* [Task statement]: Identify all lines in the data containing the string "this". Copy them out.

"""

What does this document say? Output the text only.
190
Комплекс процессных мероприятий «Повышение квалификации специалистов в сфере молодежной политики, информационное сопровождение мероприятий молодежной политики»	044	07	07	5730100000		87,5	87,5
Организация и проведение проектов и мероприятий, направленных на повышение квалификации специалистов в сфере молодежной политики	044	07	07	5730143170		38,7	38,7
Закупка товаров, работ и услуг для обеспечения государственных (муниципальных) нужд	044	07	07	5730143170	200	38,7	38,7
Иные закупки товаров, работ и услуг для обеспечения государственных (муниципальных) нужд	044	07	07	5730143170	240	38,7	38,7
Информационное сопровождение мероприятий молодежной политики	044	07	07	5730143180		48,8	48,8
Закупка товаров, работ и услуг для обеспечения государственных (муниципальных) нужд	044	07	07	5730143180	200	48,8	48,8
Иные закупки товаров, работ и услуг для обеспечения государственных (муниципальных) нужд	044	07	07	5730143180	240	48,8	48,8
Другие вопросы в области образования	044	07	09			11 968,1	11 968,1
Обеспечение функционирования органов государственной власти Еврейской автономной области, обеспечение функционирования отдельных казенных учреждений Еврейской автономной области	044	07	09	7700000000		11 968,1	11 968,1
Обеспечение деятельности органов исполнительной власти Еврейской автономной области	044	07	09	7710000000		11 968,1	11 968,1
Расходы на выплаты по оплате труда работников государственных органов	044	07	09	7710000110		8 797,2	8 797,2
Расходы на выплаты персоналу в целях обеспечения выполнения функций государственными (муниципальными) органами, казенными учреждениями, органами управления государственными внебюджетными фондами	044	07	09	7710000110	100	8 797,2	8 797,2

"""
"""

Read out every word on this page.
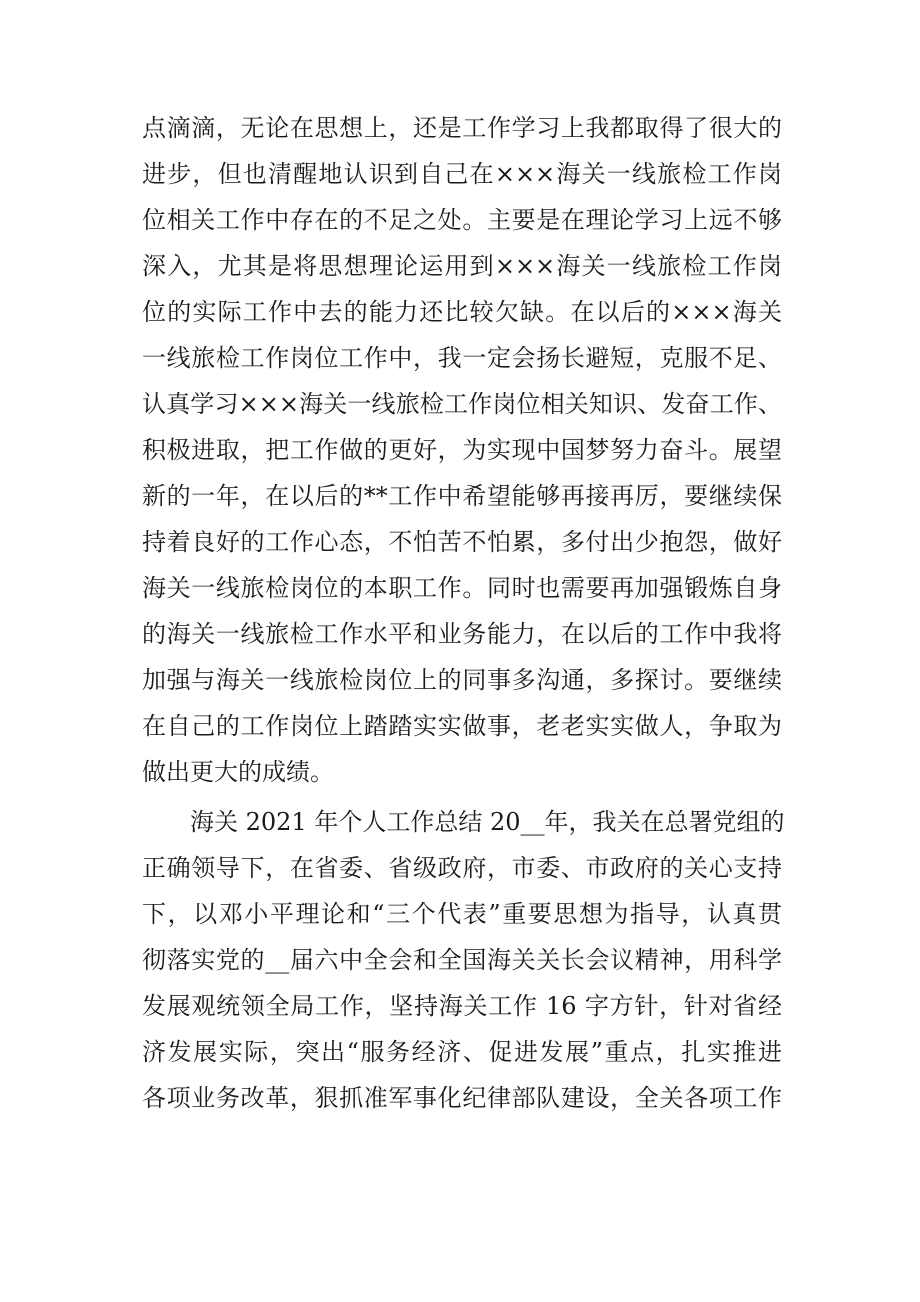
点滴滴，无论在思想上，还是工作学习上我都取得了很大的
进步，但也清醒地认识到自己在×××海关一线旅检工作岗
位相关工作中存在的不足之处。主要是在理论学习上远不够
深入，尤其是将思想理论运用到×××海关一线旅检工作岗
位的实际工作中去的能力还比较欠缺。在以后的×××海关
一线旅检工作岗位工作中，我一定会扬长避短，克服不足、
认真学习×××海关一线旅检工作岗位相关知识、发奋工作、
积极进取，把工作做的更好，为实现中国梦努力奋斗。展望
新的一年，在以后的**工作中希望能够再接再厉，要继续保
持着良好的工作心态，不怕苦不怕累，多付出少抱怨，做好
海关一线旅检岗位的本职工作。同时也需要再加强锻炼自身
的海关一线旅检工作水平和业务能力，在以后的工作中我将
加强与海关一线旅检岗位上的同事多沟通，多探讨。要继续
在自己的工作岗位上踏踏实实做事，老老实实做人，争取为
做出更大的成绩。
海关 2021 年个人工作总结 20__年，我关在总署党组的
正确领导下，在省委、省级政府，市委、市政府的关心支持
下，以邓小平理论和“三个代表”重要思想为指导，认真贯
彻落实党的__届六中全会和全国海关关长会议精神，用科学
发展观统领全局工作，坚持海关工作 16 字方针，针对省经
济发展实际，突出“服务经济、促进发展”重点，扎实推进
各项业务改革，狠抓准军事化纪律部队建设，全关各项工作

"""

* [Expected answer]:
What does this document say? Output the text only.
Read out every word on this page.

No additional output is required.